- **Excerpted data**:
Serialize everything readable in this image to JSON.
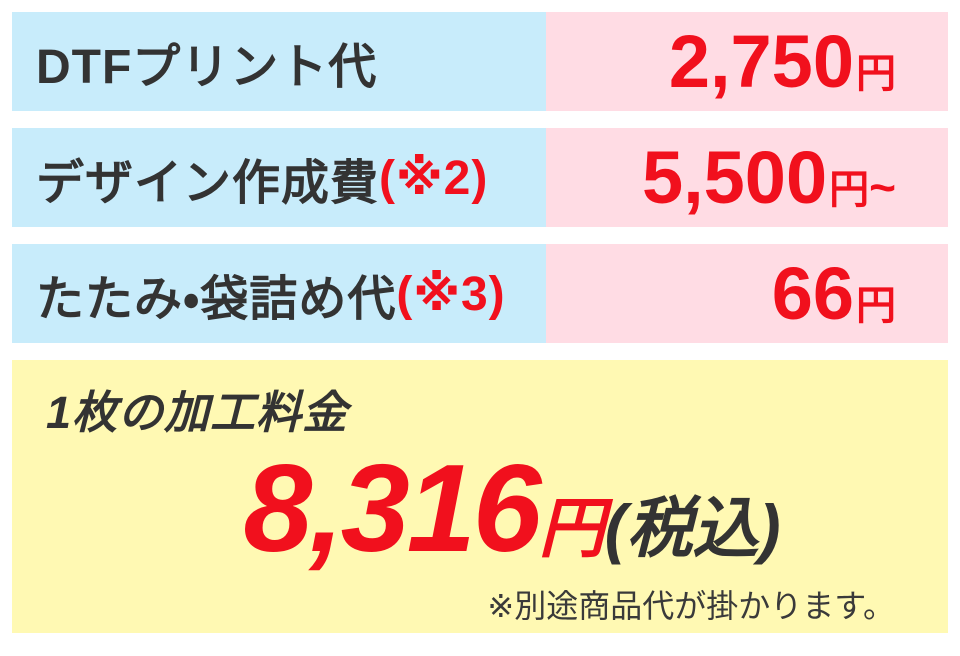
{
  "table": {
    "rows": [
      {
        "label": "DTFプリント代",
        "note": "",
        "amount": "2,750",
        "unit": "円",
        "suffix": ""
      },
      {
        "label": "デザイン作成費",
        "note": "(※2)",
        "amount": "5,500",
        "unit": "円",
        "suffix": "~"
      },
      {
        "label": "たたみ・袋詰め代",
        "note": "(※3)",
        "amount": "66",
        "unit": "円",
        "suffix": ""
      }
    ]
  },
  "total": {
    "heading": "1枚の加工料金",
    "amount": "8,316",
    "unit": "円",
    "tax_label": "(税込)",
    "note": "※別途商品代が掛かります。"
  },
  "colors": {
    "row_label_bg": "#c8ecfb",
    "row_value_bg": "#ffdce4",
    "total_bg": "#fff9b3",
    "accent_red": "#f1101d",
    "text_dark": "#333333"
  },
  "chart_data": {
    "type": "table",
    "rows": [
      [
        "DTFプリント代",
        "2,750円"
      ],
      [
        "デザイン作成費(※2)",
        "5,500円~"
      ],
      [
        "たたみ・袋詰め代(※3)",
        "66円"
      ]
    ],
    "total_label": "1枚の加工料金",
    "total_value": "8,316円(税込)",
    "footnote": "※別途商品代が掛かります。"
  }
}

- **Exercise details**:
Transcribe the preceding listing in its entirety and with exact wording, leaving out pictures.

- **Solution**:
Serialize everything readable in this image to JSON.
{
  "table": {
    "rows": [
      {
        "label": "DTFプリント代",
        "note": "",
        "amount": "2,750",
        "unit": "円",
        "suffix": ""
      },
      {
        "label": "デザイン作成費",
        "note": "(※2)",
        "amount": "5,500",
        "unit": "円",
        "suffix": "~"
      },
      {
        "label": "たたみ・袋詰め代",
        "note": "(※3)",
        "amount": "66",
        "unit": "円",
        "suffix": ""
      }
    ]
  },
  "total": {
    "heading": "1枚の加工料金",
    "amount": "8,316",
    "unit": "円",
    "tax_label": "(税込)",
    "note": "※別途商品代が掛かります。"
  },
  "colors": {
    "row_label_bg": "#c8ecfb",
    "row_value_bg": "#ffdce4",
    "total_bg": "#fff9b3",
    "accent_red": "#f1101d",
    "text_dark": "#333333"
  },
  "chart_data": {
    "type": "table",
    "rows": [
      [
        "DTFプリント代",
        "2,750円"
      ],
      [
        "デザイン作成費(※2)",
        "5,500円~"
      ],
      [
        "たたみ・袋詰め代(※3)",
        "66円"
      ]
    ],
    "total_label": "1枚の加工料金",
    "total_value": "8,316円(税込)",
    "footnote": "※別途商品代が掛かります。"
  }
}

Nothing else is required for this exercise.